>> START Input
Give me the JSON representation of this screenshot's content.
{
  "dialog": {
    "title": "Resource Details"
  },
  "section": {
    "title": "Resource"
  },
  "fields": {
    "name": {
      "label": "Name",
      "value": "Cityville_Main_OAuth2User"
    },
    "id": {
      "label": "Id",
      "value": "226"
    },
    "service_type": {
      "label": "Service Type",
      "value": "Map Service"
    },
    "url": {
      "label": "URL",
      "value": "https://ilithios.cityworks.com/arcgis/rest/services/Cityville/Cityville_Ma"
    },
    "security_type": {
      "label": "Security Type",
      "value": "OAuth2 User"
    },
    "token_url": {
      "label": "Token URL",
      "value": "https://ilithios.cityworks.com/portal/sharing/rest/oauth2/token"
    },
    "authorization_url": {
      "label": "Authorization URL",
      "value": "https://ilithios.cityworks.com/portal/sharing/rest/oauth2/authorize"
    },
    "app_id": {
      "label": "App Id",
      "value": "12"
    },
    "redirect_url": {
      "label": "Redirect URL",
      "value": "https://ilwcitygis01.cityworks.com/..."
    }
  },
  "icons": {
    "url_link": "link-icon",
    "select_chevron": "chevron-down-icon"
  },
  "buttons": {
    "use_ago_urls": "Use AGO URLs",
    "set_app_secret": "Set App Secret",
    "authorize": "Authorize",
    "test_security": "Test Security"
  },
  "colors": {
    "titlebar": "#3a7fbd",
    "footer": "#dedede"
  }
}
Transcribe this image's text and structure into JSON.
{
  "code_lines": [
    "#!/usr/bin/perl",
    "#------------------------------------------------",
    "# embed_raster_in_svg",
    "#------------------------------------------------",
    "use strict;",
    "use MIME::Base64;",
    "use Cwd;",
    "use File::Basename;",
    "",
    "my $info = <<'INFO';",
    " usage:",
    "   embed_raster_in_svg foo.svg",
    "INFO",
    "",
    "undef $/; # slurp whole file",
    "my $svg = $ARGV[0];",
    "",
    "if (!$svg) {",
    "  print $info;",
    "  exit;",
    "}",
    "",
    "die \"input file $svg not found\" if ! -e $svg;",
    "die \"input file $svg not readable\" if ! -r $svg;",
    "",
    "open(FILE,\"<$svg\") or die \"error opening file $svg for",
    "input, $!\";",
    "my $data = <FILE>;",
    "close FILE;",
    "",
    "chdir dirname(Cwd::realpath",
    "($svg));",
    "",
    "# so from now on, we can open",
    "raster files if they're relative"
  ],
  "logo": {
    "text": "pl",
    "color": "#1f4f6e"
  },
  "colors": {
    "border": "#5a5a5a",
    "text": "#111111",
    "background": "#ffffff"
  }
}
>> END Input
The task: All of the records must be repeated exactly.

Final answer:
Give me the JSON representation of this screenshot's content.
{
  "dialog": {
    "title": "Resource Details"
  },
  "section": {
    "title": "Resource"
  },
  "fields": {
    "name": {
      "label": "Name",
      "value": "Cityville_Main_OAuth2User"
    },
    "id": {
      "label": "Id",
      "value": "226"
    },
    "service_type": {
      "label": "Service Type",
      "value": "Map Service"
    },
    "url": {
      "label": "URL",
      "value": "https://ilithios.cityworks.com/arcgis/rest/services/Cityville/Cityville_Ma"
    },
    "security_type": {
      "label": "Security Type",
      "value": "OAuth2 User"
    },
    "token_url": {
      "label": "Token URL",
      "value": "https://ilithios.cityworks.com/portal/sharing/rest/oauth2/token"
    },
    "authorization_url": {
      "label": "Authorization URL",
      "value": "https://ilithios.cityworks.com/portal/sharing/rest/oauth2/authorize"
    },
    "app_id": {
      "label": "App Id",
      "value": "12"
    },
    "redirect_url": {
      "label": "Redirect URL",
      "value": "https://ilwcitygis01.cityworks.com/..."
    }
  },
  "icons": {
    "url_link": "link-icon",
    "select_chevron": "chevron-down-icon"
  },
  "buttons": {
    "use_ago_urls": "Use AGO URLs",
    "set_app_secret": "Set App Secret",
    "authorize": "Authorize",
    "test_security": "Test Security"
  },
  "colors": {
    "titlebar": "#3a7fbd",
    "footer": "#dedede"
  }
}
Transcribe this image's text and structure into JSON.
{
  "code_lines": [
    "#!/usr/bin/perl",
    "#------------------------------------------------",
    "# embed_raster_in_svg",
    "#------------------------------------------------",
    "use strict;",
    "use MIME::Base64;",
    "use Cwd;",
    "use File::Basename;",
    "",
    "my $info = <<'INFO';",
    " usage:",
    "   embed_raster_in_svg foo.svg",
    "INFO",
    "",
    "undef $/; # slurp whole file",
    "my $svg = $ARGV[0];",
    "",
    "if (!$svg) {",
    "  print $info;",
    "  exit;",
    "}",
    "",
    "die \"input file $svg not found\" if ! -e $svg;",
    "die \"input file $svg not readable\" if ! -r $svg;",
    "",
    "open(FILE,\"<$svg\") or die \"error opening file $svg for",
    "input, $!\";",
    "my $data = <FILE>;",
    "close FILE;",
    "",
    "chdir dirname(Cwd::realpath",
    "($svg));",
    "",
    "# so from now on, we can open",
    "raster files if they're relative"
  ],
  "logo": {
    "text": "pl",
    "color": "#1f4f6e"
  },
  "colors": {
    "border": "#5a5a5a",
    "text": "#111111",
    "background": "#ffffff"
  }
}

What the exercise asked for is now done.